GIVEN EXERCISE: Show every line in the records below that contains the word "here".

** Begin EXERCISE INPUTS **

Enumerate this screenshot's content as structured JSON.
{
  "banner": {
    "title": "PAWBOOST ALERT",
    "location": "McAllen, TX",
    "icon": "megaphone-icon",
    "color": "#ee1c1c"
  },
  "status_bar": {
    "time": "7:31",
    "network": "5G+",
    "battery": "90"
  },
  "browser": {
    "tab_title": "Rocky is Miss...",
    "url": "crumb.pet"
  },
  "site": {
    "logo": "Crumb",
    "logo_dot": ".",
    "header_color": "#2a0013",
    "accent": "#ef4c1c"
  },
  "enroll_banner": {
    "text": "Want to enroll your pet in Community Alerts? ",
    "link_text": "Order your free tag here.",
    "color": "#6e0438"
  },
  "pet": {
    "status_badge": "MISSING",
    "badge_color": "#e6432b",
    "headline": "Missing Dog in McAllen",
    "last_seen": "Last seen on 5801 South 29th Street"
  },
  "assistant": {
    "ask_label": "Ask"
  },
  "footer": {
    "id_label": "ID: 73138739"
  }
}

** End EXERCISE INPUTS **
** Begin EXERCISE INPUTS **

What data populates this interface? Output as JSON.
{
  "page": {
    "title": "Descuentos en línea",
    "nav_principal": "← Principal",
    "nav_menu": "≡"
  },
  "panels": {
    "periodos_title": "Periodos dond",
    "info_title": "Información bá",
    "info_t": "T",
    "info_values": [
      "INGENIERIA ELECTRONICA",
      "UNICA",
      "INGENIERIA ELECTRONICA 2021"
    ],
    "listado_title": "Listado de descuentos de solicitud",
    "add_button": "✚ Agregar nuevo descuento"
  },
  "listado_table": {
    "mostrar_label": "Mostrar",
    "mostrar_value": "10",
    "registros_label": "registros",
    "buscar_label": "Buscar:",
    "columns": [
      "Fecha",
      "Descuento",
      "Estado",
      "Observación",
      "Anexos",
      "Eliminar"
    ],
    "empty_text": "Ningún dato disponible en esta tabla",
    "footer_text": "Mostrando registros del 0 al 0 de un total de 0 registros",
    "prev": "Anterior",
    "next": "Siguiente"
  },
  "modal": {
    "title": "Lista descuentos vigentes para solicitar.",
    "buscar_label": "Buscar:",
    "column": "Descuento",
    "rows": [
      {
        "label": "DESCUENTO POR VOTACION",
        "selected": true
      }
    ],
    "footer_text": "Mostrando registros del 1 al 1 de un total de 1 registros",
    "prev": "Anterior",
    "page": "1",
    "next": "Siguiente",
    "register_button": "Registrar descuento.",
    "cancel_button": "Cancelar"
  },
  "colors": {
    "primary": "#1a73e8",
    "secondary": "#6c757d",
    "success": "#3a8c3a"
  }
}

** End EXERCISE INPUTS **
** Begin EXERCISE INPUTS **

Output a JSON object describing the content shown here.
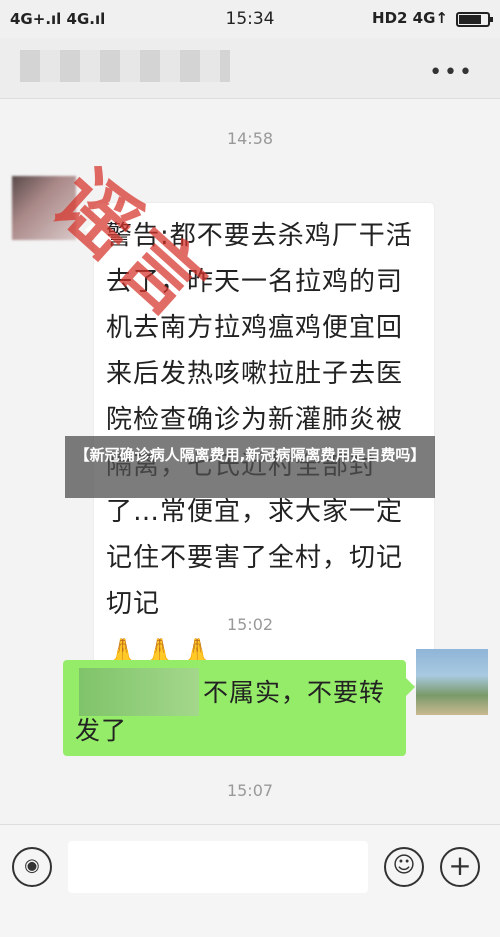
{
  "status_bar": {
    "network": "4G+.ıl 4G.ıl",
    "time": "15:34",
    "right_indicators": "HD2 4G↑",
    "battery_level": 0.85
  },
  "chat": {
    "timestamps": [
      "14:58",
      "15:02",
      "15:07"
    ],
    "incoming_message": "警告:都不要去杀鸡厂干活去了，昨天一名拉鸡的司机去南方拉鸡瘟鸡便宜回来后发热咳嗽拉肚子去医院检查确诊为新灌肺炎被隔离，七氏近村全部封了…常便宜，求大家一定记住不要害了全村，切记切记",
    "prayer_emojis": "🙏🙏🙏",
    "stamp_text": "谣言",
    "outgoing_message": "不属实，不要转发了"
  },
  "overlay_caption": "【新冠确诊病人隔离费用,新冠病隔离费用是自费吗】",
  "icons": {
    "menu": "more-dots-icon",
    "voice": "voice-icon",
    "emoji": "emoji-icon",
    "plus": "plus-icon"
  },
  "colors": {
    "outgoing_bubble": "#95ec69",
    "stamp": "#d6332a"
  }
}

** End EXERCISE INPUTS **

TASK OUTPUT:
    "link_text": "Order your free tag here.",
Output a JSON object describing the content shown here.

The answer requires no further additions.